**What this task involves:** Identify all lines in the data containing the string "name". Copy them out.

**Records:**

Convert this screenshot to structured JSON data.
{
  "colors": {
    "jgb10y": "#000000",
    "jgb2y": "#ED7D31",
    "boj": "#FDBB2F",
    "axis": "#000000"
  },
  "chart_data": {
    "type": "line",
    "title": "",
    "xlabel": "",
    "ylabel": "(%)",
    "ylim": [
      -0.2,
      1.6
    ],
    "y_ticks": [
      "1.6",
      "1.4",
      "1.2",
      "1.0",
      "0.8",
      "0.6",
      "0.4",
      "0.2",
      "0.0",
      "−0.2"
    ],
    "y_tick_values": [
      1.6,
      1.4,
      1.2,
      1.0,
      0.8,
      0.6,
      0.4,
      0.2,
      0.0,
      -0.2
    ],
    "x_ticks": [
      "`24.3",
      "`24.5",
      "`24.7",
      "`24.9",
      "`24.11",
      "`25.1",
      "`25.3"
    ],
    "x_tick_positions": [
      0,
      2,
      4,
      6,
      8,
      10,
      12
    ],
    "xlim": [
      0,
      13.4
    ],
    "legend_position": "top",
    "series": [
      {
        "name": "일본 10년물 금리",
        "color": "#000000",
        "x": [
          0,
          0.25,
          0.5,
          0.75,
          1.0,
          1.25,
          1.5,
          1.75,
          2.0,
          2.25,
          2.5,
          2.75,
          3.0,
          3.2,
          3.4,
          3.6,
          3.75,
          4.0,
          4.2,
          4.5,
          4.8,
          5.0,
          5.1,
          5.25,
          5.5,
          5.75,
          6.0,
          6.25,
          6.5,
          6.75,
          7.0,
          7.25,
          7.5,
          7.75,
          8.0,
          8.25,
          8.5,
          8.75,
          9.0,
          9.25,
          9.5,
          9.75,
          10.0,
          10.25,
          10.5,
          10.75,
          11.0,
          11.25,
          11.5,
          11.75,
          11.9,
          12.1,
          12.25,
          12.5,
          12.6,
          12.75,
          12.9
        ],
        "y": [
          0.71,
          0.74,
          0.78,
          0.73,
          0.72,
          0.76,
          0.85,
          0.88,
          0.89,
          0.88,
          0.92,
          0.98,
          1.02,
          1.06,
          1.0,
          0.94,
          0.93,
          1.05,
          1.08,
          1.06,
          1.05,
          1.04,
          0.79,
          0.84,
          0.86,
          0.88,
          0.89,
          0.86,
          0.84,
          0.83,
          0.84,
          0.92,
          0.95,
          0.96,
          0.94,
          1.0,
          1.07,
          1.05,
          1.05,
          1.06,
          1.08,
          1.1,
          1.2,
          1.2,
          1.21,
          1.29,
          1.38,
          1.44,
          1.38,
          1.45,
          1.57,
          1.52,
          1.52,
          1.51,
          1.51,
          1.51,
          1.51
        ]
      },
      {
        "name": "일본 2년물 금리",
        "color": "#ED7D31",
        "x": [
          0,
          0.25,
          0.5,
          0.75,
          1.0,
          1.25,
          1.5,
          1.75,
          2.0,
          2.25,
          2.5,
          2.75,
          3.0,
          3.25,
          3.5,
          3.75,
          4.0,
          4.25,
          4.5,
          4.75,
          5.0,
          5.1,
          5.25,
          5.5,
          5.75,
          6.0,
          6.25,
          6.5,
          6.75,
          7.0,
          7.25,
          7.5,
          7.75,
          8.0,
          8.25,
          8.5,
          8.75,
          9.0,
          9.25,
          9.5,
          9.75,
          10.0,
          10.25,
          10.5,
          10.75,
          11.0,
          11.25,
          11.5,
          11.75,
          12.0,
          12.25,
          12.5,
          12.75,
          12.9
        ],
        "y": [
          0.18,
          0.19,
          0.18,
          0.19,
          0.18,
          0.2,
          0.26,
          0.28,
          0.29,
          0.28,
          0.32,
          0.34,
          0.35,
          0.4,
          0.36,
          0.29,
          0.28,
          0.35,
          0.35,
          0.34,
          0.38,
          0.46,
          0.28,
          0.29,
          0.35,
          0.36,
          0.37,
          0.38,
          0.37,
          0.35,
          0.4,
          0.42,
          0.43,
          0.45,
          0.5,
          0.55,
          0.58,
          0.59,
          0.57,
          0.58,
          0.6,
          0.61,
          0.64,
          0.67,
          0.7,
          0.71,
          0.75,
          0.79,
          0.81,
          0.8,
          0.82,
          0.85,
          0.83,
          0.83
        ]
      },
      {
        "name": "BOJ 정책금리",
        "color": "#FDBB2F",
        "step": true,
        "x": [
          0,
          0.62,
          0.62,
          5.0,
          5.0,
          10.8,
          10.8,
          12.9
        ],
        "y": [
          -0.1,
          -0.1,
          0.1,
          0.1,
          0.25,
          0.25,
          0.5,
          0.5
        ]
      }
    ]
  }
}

**Result of the exercise:**
        "name": "일본 10년물 금리",
        "name": "일본 2년물 금리",
        "name": "BOJ 정책금리",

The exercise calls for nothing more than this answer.